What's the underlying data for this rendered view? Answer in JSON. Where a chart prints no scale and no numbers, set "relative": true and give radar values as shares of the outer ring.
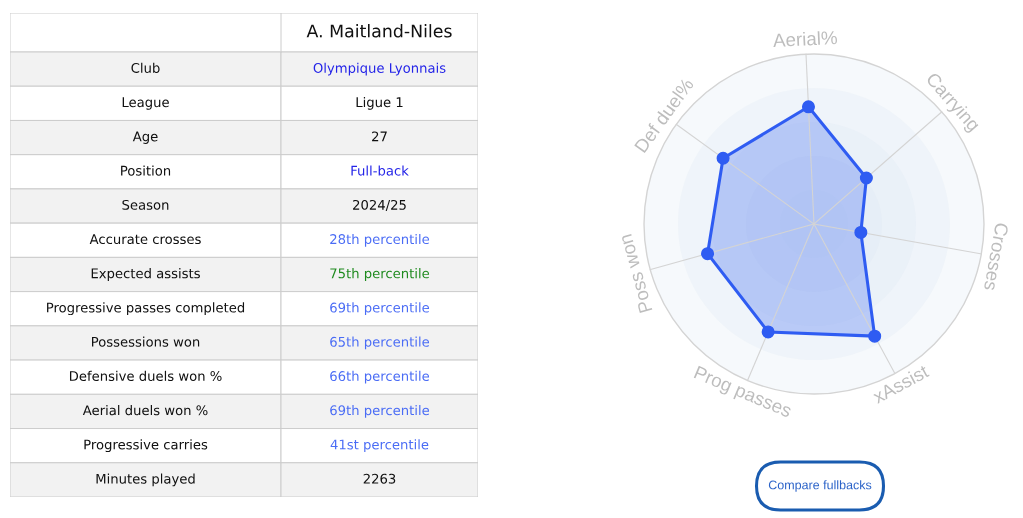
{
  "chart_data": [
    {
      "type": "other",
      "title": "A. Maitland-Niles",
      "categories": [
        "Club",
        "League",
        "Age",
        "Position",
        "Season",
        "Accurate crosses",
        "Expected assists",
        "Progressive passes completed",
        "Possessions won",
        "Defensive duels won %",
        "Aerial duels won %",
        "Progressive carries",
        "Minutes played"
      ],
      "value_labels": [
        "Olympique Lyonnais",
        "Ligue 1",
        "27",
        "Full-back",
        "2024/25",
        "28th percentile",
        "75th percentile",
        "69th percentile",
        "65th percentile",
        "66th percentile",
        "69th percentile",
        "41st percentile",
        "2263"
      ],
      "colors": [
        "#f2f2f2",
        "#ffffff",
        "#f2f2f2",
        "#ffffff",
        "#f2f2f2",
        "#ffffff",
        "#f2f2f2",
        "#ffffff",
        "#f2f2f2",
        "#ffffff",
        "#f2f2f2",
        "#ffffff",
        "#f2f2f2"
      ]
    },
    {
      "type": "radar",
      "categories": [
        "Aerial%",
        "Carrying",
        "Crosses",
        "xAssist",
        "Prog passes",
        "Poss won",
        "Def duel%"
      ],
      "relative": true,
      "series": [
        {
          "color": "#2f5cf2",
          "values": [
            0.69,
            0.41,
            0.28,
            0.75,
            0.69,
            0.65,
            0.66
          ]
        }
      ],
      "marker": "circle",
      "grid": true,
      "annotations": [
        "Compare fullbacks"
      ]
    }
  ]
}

* _Written exercise_
Copy out all lines that carry the word "values".

* _Solution_
What's the underlying data for this rendered view? Answer in JSON. Where a chart prints no scale and no numbers, set "relative": true and give radar values as shares of the outer ring.
          "values": [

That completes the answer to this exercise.